§ **TASK TO CARRY OUT**: Copy each line below in which the string "JSON" occurs.
— BEGIN —
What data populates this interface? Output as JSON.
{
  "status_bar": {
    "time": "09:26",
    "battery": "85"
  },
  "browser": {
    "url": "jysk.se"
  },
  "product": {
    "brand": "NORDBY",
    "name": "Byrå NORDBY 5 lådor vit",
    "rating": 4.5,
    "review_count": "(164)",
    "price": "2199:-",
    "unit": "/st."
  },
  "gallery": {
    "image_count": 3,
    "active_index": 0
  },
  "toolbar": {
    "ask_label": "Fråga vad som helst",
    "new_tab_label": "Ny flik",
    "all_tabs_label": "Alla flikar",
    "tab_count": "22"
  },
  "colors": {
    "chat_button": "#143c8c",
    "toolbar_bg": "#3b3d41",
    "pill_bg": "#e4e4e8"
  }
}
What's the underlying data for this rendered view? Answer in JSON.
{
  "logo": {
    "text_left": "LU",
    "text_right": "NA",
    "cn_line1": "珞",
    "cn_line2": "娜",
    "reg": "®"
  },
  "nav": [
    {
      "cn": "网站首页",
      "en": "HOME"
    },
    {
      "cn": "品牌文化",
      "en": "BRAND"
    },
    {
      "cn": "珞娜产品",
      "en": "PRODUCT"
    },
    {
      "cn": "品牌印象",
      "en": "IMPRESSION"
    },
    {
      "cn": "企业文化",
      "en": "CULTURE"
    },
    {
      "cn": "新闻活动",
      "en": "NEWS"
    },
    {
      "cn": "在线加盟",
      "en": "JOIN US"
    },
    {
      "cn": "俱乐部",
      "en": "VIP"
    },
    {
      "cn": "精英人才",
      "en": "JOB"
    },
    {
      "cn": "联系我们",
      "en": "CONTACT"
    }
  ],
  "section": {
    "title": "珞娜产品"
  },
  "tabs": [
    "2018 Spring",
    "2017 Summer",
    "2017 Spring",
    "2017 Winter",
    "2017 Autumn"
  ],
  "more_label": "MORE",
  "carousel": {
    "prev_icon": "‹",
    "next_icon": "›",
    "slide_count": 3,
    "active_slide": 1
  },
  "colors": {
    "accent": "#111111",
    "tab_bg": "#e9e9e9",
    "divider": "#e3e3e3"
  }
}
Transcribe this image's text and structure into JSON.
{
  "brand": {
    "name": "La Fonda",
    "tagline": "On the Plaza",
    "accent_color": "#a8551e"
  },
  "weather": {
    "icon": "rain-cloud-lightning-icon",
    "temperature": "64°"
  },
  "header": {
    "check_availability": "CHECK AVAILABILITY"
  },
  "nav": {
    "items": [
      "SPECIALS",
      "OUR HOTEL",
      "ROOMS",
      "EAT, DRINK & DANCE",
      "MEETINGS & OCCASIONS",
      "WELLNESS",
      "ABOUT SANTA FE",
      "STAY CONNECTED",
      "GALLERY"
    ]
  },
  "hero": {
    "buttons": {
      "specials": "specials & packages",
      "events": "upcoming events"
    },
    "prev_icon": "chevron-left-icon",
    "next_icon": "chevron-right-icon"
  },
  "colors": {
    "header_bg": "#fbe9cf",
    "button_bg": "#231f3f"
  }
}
— END —
§ **RESULT**:
What data populates this interface? Output as JSON.
What's the underlying data for this rendered view? Answer in JSON.
Transcribe this image's text and structure into JSON.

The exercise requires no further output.